— Short problem —
Every entry needs to be reproduced exactly.

— Records supplied —
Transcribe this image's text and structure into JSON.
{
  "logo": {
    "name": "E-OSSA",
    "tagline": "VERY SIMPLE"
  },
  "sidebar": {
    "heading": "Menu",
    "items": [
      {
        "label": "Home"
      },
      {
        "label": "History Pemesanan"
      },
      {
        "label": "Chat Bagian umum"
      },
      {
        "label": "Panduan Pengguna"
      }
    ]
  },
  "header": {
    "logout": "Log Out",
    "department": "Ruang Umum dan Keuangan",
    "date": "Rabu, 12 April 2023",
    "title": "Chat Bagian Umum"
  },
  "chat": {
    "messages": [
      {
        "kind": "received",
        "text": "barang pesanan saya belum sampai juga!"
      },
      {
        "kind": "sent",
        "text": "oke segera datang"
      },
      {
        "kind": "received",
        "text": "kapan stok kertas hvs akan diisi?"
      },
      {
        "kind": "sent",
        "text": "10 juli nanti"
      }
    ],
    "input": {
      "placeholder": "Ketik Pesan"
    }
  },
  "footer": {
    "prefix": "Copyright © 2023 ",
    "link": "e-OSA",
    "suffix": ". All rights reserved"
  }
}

— Exercise solution —
Transcribe this image's text and structure into JSON.
{
  "logo": {
    "name": "E-OSSA",
    "tagline": "VERY SIMPLE"
  },
  "sidebar": {
    "heading": "Menu",
    "items": [
      {
        "label": "Home"
      },
      {
        "label": "History Pemesanan"
      },
      {
        "label": "Chat Bagian umum"
      },
      {
        "label": "Panduan Pengguna"
      }
    ]
  },
  "header": {
    "logout": "Log Out",
    "department": "Ruang Umum dan Keuangan",
    "date": "Rabu, 12 April 2023",
    "title": "Chat Bagian Umum"
  },
  "chat": {
    "messages": [
      {
        "kind": "received",
        "text": "barang pesanan saya belum sampai juga!"
      },
      {
        "kind": "sent",
        "text": "oke segera datang"
      },
      {
        "kind": "received",
        "text": "kapan stok kertas hvs akan diisi?"
      },
      {
        "kind": "sent",
        "text": "10 juli nanti"
      }
    ],
    "input": {
      "placeholder": "Ketik Pesan"
    }
  },
  "footer": {
    "prefix": "Copyright © 2023 ",
    "link": "e-OSA",
    "suffix": ". All rights reserved"
  }
}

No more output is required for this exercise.